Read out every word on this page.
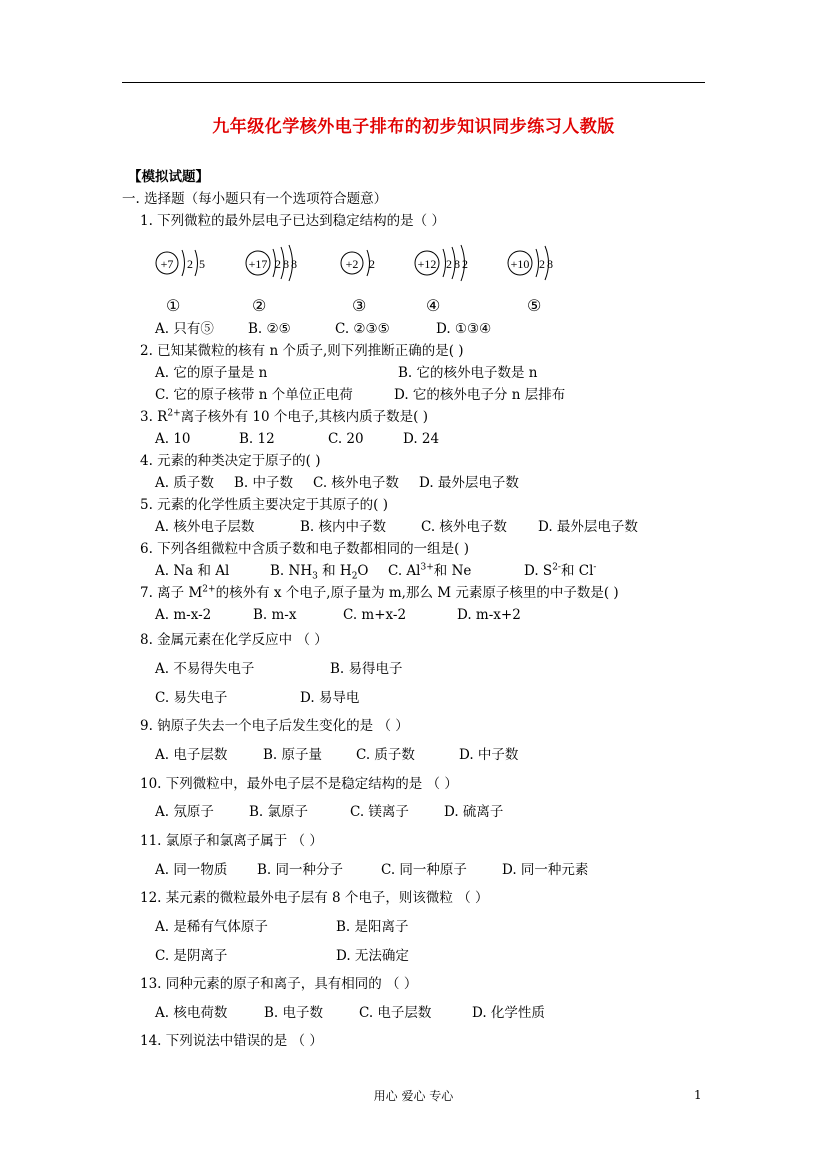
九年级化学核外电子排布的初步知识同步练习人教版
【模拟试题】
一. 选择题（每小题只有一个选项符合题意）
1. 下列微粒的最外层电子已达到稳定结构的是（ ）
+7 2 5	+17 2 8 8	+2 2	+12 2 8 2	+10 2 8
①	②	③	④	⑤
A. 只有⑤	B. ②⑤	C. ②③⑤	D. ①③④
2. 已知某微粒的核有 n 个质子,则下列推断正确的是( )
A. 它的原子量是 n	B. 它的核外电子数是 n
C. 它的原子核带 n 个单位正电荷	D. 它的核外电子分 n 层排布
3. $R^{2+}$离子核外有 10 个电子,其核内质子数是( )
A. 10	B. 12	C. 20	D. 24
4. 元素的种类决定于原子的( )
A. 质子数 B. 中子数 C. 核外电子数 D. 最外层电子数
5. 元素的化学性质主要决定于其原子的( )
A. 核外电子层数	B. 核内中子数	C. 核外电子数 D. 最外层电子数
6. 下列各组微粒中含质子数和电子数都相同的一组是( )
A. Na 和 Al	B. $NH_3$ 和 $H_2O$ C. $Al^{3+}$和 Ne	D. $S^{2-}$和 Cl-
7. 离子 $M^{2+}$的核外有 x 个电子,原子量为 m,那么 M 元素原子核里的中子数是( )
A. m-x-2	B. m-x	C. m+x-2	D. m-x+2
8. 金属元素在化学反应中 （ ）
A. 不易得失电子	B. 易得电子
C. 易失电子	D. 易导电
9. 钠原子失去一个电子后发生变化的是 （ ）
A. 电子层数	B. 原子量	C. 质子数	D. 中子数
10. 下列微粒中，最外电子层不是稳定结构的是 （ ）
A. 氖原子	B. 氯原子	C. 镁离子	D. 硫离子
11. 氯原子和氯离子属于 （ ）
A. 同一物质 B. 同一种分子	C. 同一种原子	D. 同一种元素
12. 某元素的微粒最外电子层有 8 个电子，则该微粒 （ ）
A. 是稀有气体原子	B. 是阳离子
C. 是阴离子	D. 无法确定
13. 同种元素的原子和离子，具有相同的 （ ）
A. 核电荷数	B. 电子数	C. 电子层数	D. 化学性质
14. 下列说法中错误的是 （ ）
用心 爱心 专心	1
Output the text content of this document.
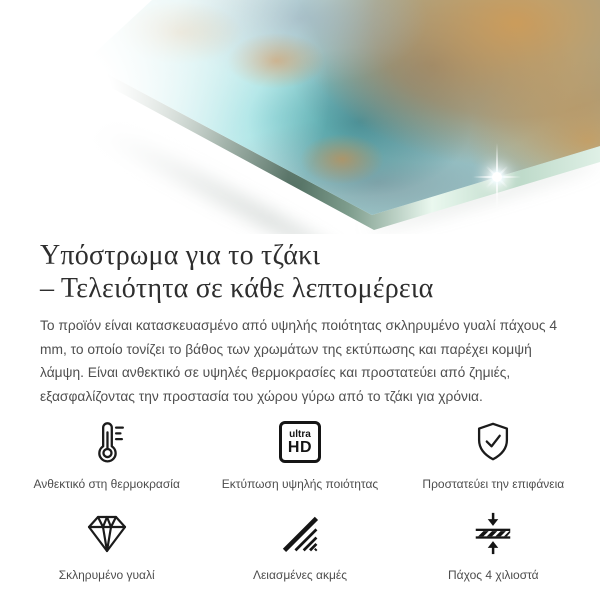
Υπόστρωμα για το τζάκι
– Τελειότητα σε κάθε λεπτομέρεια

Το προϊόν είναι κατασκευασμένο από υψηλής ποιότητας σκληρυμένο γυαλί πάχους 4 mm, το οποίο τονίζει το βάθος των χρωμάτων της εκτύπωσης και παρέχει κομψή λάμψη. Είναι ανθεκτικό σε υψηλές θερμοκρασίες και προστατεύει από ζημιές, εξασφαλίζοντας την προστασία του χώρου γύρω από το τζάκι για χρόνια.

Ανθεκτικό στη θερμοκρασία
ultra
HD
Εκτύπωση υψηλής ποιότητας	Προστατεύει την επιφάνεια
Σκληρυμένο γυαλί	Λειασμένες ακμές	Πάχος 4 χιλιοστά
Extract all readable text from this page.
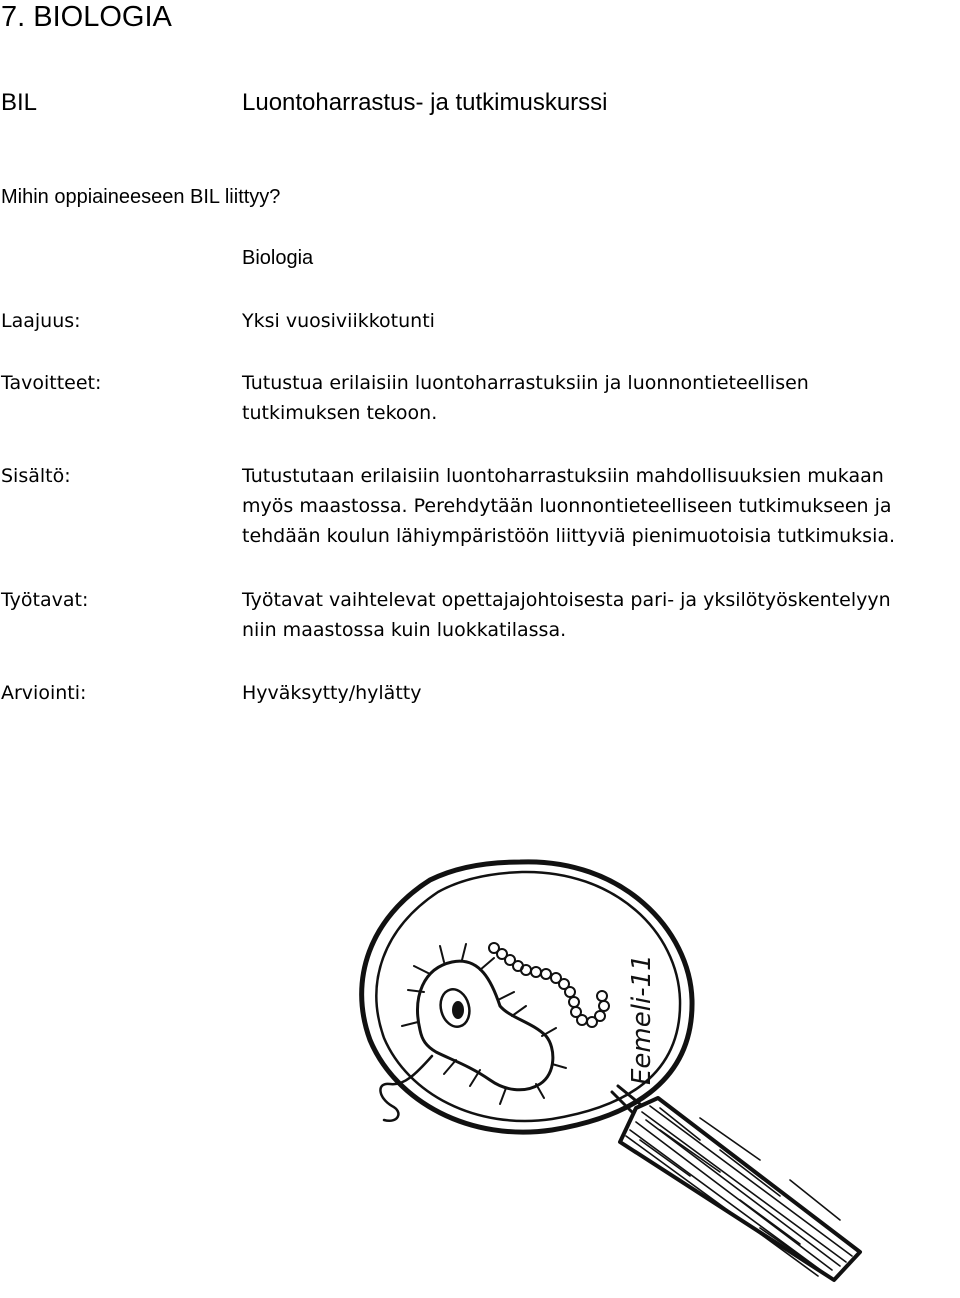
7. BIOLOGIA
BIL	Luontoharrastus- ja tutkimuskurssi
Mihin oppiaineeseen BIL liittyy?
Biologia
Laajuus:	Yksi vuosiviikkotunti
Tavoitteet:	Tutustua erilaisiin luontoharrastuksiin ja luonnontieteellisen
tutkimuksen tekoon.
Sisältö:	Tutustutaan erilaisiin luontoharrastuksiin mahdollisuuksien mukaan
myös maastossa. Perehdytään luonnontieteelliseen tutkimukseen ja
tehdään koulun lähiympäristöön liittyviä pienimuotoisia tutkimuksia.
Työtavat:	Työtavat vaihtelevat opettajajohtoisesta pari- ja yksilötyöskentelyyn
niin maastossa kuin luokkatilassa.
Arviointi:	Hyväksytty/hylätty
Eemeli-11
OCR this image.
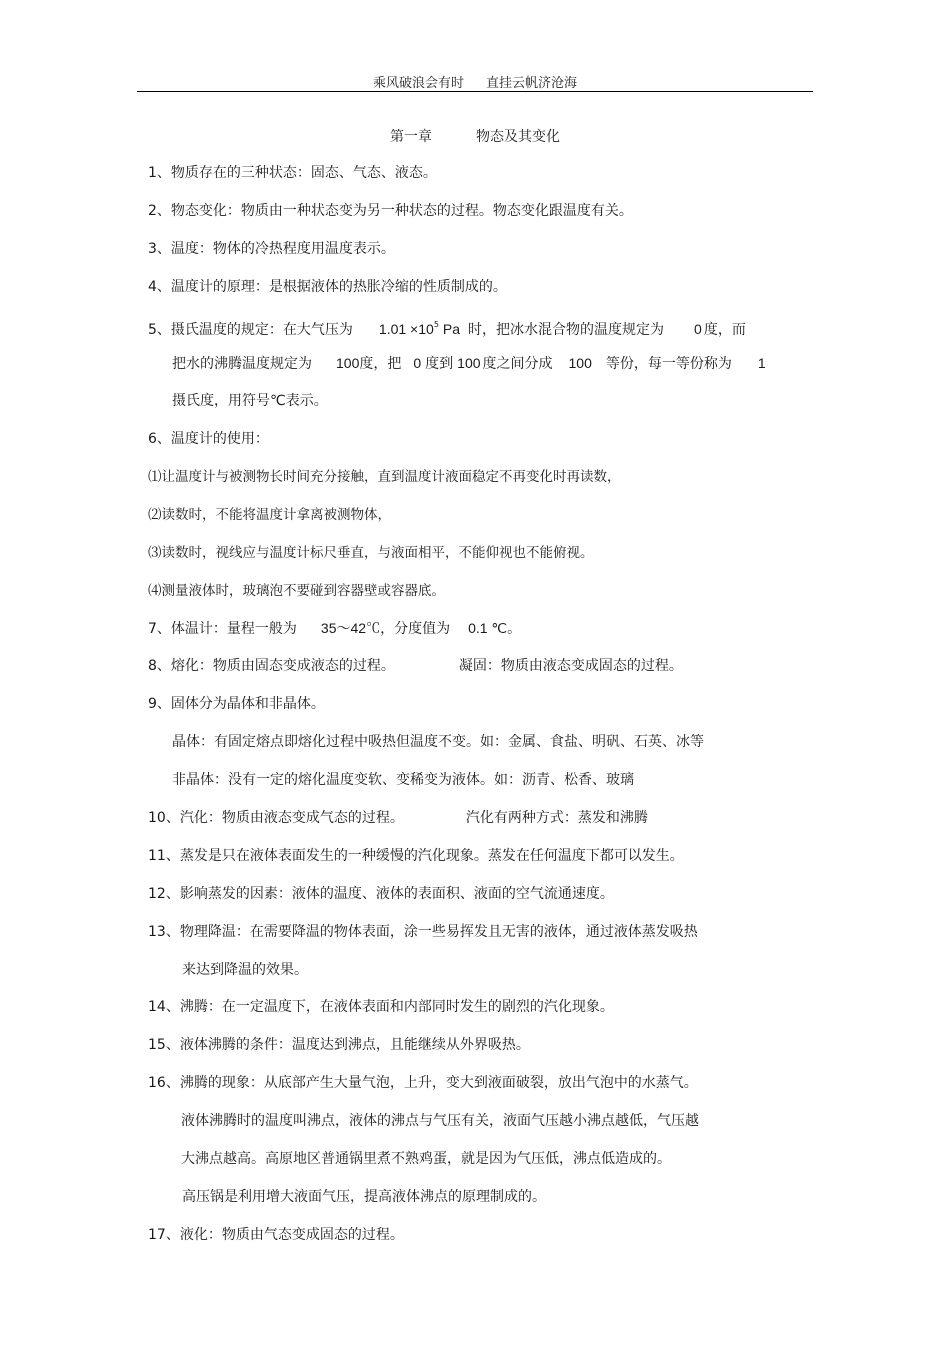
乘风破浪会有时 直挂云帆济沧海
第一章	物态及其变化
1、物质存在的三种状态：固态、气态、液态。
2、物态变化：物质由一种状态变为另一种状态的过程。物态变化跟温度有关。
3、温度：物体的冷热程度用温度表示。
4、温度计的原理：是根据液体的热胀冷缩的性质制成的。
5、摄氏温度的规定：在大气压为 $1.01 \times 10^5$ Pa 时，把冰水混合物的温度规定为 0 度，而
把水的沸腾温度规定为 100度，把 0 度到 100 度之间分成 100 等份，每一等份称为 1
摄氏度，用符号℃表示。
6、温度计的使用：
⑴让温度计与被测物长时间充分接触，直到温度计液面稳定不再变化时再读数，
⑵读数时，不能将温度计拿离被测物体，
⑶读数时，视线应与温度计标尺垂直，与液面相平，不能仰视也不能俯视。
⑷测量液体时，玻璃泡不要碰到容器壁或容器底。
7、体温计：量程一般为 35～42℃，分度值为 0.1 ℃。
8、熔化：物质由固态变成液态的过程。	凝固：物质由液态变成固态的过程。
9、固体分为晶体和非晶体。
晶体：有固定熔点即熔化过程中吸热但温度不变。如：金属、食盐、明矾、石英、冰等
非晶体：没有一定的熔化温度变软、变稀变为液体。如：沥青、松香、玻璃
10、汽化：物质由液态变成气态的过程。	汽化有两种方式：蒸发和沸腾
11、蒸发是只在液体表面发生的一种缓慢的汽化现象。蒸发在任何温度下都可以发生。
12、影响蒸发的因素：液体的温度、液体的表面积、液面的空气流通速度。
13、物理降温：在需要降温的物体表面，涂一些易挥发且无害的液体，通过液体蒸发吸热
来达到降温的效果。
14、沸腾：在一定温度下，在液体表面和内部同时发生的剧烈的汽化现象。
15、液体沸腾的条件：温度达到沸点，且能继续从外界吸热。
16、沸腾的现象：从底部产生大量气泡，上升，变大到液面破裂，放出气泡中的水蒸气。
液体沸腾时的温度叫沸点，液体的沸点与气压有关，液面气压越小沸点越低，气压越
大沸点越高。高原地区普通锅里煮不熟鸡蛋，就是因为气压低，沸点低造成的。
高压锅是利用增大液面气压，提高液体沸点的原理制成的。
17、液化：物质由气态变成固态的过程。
* * * * *
**What to do**
Pictures stay out; retype only the lines from the line containing "Output the text content of this document." through the end of the listing, inclusive, exactly as they appear.

**Solution to this problem**
Output the text content of this document.
Υπόστρωμα για το τζάκι
– Τελειότητα σε κάθε λεπτομέρεια

Το προϊόν είναι κατασκευασμένο από υψηλής ποιότητας σκληρυμένο γυαλί πάχους 4 mm, το οποίο τονίζει το βάθος των χρωμάτων της εκτύπωσης και παρέχει κομψή λάμψη. Είναι ανθεκτικό σε υψηλές θερμοκρασίες και προστατεύει από ζημιές, εξασφαλίζοντας την προστασία του χώρου γύρω από το τζάκι για χρόνια.

Ανθεκτικό στη θερμοκρασία
ultra
HD
Εκτύπωση υψηλής ποιότητας	Προστατεύει την επιφάνεια
Σκληρυμένο γυαλί	Λειασμένες ακμές	Πάχος 4 χιλιοστά
Extract all readable text from this page.
7. BIOLOGIA
BIL	Luontoharrastus- ja tutkimuskurssi
Mihin oppiaineeseen BIL liittyy?
Biologia
Laajuus:	Yksi vuosiviikkotunti
Tavoitteet:	Tutustua erilaisiin luontoharrastuksiin ja luonnontieteellisen
tutkimuksen tekoon.
Sisältö:	Tutustutaan erilaisiin luontoharrastuksiin mahdollisuuksien mukaan
myös maastossa. Perehdytään luonnontieteelliseen tutkimukseen ja
tehdään koulun lähiympäristöön liittyviä pienimuotoisia tutkimuksia.
Työtavat:	Työtavat vaihtelevat opettajajohtoisesta pari- ja yksilötyöskentelyyn
niin maastossa kuin luokkatilassa.
Arviointi:	Hyväksytty/hylätty
Eemeli-11
OCR this image.
乘风破浪会有时 直挂云帆济沧海
第一章	物态及其变化
1、物质存在的三种状态：固态、气态、液态。
2、物态变化：物质由一种状态变为另一种状态的过程。物态变化跟温度有关。
3、温度：物体的冷热程度用温度表示。
4、温度计的原理：是根据液体的热胀冷缩的性质制成的。
5、摄氏温度的规定：在大气压为 $1.01 \times 10^5$ Pa 时，把冰水混合物的温度规定为 0 度，而
把水的沸腾温度规定为 100度，把 0 度到 100 度之间分成 100 等份，每一等份称为 1
摄氏度，用符号℃表示。
6、温度计的使用：
⑴让温度计与被测物长时间充分接触，直到温度计液面稳定不再变化时再读数，
⑵读数时，不能将温度计拿离被测物体，
⑶读数时，视线应与温度计标尺垂直，与液面相平，不能仰视也不能俯视。
⑷测量液体时，玻璃泡不要碰到容器壁或容器底。
7、体温计：量程一般为 35～42℃，分度值为 0.1 ℃。
8、熔化：物质由固态变成液态的过程。	凝固：物质由液态变成固态的过程。
9、固体分为晶体和非晶体。
晶体：有固定熔点即熔化过程中吸热但温度不变。如：金属、食盐、明矾、石英、冰等
非晶体：没有一定的熔化温度变软、变稀变为液体。如：沥青、松香、玻璃
10、汽化：物质由液态变成气态的过程。	汽化有两种方式：蒸发和沸腾
11、蒸发是只在液体表面发生的一种缓慢的汽化现象。蒸发在任何温度下都可以发生。
12、影响蒸发的因素：液体的温度、液体的表面积、液面的空气流通速度。
13、物理降温：在需要降温的物体表面，涂一些易挥发且无害的液体，通过液体蒸发吸热
来达到降温的效果。
14、沸腾：在一定温度下，在液体表面和内部同时发生的剧烈的汽化现象。
15、液体沸腾的条件：温度达到沸点，且能继续从外界吸热。
16、沸腾的现象：从底部产生大量气泡，上升，变大到液面破裂，放出气泡中的水蒸气。
液体沸腾时的温度叫沸点，液体的沸点与气压有关，液面气压越小沸点越低，气压越
大沸点越高。高原地区普通锅里煮不熟鸡蛋，就是因为气压低，沸点低造成的。
高压锅是利用增大液面气压，提高液体沸点的原理制成的。
17、液化：物质由气态变成固态的过程。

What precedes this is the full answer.